> [Stated exercise]
In the records below, can you lay out everything from the line containing "recharge-label: 充值 (1440, 24, 1469, 40)" down to the line containing "withdraw-count: (0) (1556, 24, 1580, 40)", both included, as a numbered list with blank lines left out?

Dataset records:
- - - - - - -

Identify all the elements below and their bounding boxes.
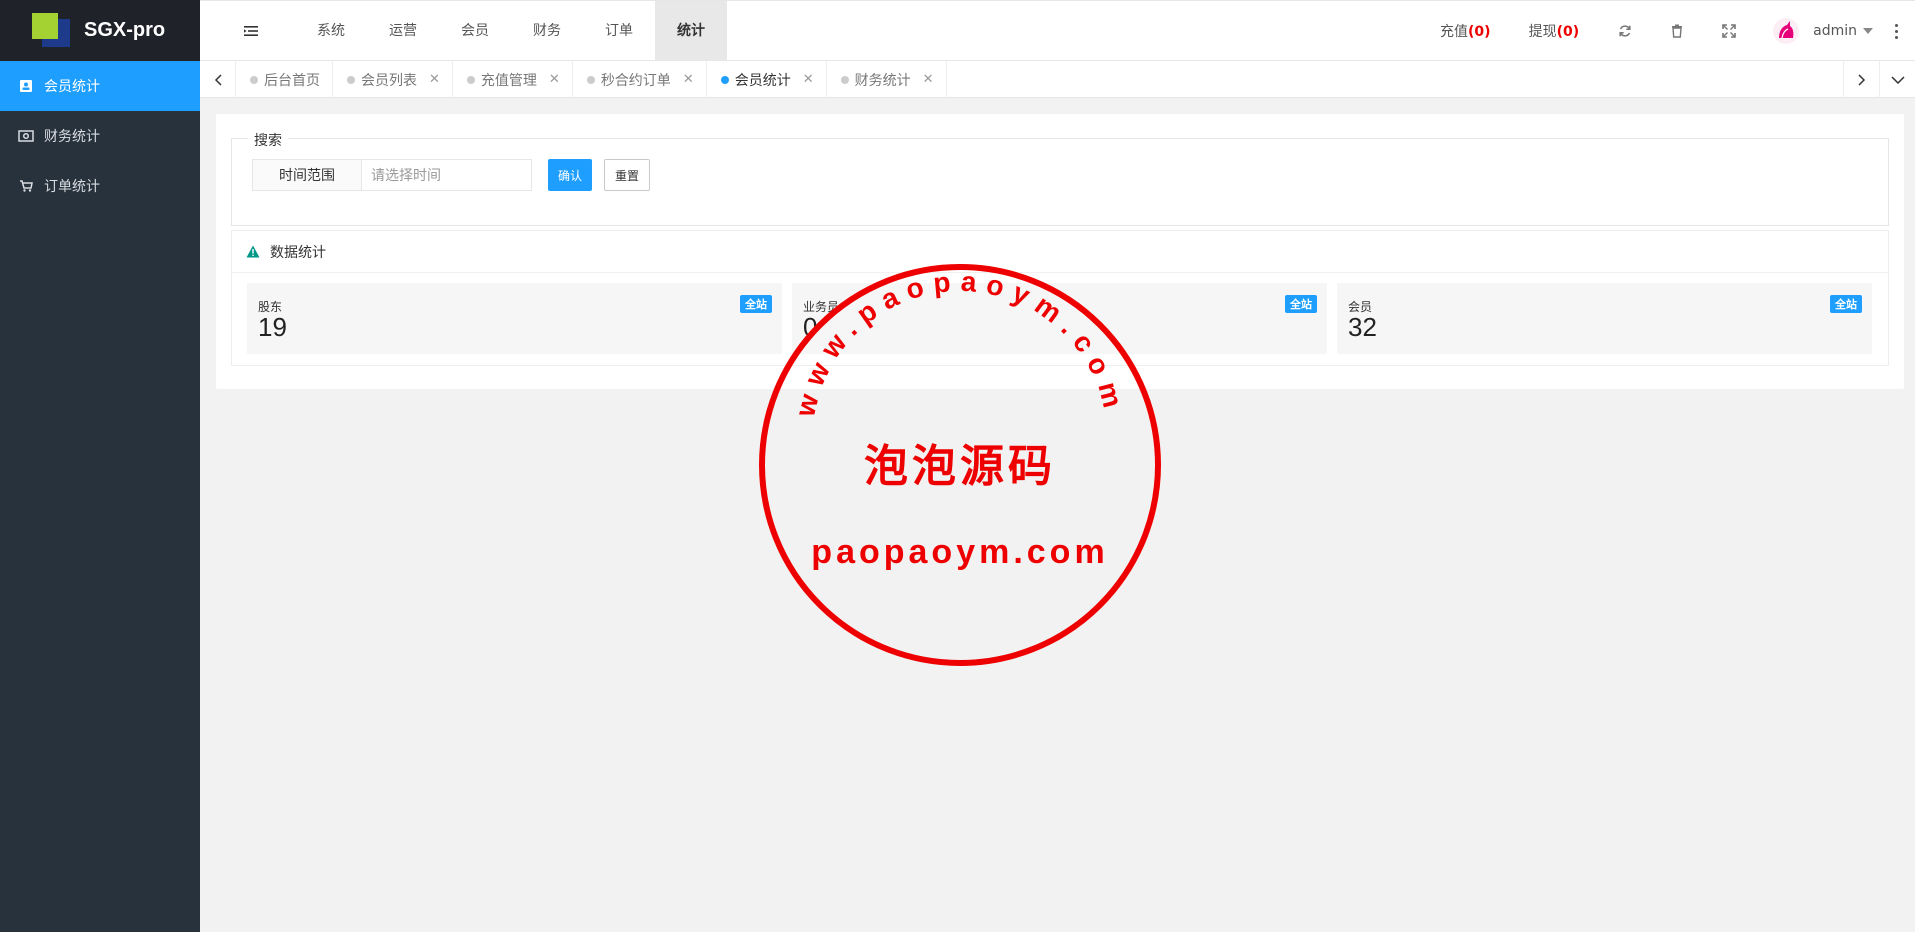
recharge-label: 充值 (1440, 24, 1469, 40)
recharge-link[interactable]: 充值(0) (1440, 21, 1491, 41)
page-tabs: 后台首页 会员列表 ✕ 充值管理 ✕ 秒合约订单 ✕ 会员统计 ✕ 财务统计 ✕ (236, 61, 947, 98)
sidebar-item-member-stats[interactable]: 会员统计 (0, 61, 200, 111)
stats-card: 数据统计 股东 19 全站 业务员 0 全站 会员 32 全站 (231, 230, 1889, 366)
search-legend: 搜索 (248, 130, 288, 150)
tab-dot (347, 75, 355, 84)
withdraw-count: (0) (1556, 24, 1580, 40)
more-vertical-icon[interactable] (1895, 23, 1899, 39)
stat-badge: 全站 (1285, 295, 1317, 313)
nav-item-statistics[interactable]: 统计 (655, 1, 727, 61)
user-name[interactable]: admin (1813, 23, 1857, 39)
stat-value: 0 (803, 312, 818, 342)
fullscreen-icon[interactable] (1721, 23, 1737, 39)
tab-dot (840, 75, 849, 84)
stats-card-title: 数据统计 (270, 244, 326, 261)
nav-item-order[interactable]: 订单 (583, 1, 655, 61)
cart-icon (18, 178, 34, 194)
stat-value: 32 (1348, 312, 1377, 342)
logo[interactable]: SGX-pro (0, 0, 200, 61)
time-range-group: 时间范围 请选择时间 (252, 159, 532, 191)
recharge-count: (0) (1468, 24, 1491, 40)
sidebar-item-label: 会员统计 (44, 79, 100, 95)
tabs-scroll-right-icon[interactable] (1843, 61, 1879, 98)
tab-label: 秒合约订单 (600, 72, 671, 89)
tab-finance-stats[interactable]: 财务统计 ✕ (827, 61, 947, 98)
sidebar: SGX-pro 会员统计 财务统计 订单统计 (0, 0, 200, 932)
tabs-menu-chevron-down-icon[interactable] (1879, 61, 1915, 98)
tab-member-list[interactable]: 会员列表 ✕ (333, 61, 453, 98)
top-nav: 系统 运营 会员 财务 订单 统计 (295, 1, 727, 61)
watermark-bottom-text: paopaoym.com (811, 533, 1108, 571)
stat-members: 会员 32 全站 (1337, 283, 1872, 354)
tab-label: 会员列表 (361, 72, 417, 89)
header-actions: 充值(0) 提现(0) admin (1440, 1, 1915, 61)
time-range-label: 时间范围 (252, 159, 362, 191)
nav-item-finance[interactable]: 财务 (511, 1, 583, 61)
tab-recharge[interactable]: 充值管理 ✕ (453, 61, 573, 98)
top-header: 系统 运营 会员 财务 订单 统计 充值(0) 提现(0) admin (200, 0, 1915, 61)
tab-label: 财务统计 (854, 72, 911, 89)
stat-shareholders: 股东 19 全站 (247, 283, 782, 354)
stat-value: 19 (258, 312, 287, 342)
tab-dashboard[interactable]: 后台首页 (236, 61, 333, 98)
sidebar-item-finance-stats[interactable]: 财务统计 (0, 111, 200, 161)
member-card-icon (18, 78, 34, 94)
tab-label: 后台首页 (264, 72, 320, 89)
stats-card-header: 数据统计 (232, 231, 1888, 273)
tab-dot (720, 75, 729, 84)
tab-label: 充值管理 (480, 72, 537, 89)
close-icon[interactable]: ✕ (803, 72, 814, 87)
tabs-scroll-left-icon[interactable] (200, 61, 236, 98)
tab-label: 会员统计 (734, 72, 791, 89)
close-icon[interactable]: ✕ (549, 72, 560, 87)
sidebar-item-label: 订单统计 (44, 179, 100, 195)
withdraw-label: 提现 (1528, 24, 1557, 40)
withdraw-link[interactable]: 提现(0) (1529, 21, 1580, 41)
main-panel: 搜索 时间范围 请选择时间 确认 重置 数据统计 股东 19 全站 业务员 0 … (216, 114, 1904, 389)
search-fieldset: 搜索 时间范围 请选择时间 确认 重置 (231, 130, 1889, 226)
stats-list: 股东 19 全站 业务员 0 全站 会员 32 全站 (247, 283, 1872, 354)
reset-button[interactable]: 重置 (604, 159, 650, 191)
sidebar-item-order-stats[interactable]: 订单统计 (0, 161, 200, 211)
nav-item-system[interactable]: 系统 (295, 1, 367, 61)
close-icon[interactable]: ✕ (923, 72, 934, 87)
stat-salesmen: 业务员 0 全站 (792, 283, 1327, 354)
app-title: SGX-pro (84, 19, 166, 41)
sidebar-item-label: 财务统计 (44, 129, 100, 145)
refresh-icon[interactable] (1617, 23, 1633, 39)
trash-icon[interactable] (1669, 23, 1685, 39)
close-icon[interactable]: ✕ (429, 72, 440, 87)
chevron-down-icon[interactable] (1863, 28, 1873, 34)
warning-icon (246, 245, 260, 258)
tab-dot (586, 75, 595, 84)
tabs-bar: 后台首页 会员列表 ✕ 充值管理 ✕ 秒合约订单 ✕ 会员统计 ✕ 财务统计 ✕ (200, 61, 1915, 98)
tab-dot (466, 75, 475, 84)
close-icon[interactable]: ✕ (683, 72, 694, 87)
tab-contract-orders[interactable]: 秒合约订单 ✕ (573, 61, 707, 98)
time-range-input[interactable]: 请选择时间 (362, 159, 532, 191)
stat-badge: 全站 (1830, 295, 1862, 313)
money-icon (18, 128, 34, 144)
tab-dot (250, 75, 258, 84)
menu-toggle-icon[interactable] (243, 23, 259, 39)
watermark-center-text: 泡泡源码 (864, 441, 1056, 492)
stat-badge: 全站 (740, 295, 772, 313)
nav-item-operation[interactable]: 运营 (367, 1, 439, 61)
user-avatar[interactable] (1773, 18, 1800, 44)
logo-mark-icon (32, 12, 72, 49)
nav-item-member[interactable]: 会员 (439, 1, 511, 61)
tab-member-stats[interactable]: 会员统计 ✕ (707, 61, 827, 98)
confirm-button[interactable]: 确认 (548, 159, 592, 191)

- - - - - - -

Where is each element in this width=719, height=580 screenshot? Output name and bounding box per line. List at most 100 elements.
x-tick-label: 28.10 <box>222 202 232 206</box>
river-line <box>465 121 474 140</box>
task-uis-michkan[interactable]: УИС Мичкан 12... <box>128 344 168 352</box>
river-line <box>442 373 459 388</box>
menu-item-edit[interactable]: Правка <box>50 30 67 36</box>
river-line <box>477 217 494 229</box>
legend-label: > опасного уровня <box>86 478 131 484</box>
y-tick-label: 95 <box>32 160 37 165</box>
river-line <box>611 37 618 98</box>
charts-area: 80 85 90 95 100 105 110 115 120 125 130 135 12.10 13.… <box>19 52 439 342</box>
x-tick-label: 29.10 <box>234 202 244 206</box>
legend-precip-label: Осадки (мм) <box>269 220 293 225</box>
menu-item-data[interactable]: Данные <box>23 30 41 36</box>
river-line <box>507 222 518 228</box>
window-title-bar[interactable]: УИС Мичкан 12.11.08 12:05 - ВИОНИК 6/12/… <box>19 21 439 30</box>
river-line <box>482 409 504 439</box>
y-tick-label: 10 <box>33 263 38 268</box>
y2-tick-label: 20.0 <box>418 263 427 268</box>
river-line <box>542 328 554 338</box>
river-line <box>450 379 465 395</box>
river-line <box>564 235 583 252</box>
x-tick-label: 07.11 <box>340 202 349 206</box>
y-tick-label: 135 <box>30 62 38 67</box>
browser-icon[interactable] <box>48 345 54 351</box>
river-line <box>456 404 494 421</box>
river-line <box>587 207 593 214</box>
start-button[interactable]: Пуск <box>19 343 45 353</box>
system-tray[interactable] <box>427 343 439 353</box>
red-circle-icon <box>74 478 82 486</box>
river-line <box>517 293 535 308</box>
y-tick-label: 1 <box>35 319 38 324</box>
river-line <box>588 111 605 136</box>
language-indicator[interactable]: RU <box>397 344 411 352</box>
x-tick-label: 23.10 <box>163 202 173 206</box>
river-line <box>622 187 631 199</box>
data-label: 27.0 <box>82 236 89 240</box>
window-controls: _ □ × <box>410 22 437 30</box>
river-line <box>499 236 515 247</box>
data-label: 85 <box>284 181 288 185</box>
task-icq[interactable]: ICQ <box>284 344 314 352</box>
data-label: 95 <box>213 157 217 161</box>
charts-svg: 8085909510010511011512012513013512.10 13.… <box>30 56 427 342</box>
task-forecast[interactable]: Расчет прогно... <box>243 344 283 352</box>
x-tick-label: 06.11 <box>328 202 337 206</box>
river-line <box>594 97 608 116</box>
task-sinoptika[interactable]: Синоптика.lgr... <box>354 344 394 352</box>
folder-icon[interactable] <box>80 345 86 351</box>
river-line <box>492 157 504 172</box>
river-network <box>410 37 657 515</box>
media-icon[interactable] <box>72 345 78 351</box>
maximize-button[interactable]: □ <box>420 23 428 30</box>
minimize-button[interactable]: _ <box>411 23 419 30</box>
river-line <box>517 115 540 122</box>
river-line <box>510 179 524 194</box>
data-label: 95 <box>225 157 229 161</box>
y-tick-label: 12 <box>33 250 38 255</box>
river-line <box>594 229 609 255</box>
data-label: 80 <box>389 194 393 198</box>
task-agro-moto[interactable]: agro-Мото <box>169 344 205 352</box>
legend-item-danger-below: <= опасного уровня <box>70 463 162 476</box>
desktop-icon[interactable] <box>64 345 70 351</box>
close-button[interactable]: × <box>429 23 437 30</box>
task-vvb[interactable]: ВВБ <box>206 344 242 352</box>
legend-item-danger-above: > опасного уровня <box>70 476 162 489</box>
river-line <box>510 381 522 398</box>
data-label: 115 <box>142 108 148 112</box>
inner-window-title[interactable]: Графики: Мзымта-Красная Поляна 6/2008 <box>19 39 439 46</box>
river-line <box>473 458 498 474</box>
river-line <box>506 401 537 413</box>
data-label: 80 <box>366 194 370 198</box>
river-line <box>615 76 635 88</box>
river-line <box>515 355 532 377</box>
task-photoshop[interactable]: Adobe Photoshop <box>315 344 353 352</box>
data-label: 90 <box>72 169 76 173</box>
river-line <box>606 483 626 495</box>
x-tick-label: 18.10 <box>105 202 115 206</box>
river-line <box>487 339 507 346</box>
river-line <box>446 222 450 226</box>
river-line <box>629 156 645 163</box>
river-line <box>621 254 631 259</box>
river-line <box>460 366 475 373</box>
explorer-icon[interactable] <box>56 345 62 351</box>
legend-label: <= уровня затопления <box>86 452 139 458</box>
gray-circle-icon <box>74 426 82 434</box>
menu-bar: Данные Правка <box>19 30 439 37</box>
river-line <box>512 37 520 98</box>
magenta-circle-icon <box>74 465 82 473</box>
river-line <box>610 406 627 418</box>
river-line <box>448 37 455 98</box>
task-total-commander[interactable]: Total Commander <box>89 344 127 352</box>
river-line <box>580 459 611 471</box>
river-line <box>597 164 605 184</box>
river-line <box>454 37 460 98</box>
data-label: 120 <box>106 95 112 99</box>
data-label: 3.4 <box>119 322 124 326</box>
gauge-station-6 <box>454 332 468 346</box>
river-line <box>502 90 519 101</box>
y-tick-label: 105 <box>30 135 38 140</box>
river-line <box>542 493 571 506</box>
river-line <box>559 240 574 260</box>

- - - - - - -

> [Solution below]
1. recharge-label: 充值 (1440, 24, 1469, 40)
2. recharge-link[interactable]: 充值(0) (1440, 21, 1491, 41)
3. page-tabs: 后台首页 会员列表 ✕ 充值管理 ✕ 秒合约订单 ✕ 会员统计 ✕ 财务统计 ✕ (236, 61, 947, 98)
4. sidebar-item-member-stats[interactable]: 会员统计 (0, 61, 200, 111)
5. stats-card: 数据统计 股东 19 全站 业务员 0 全站 会员 32 全站 (231, 230, 1889, 366)
6. search-legend: 搜索 (248, 130, 288, 150)
7. tab-dot (347, 75, 355, 84)
8. withdraw-count: (0) (1556, 24, 1580, 40)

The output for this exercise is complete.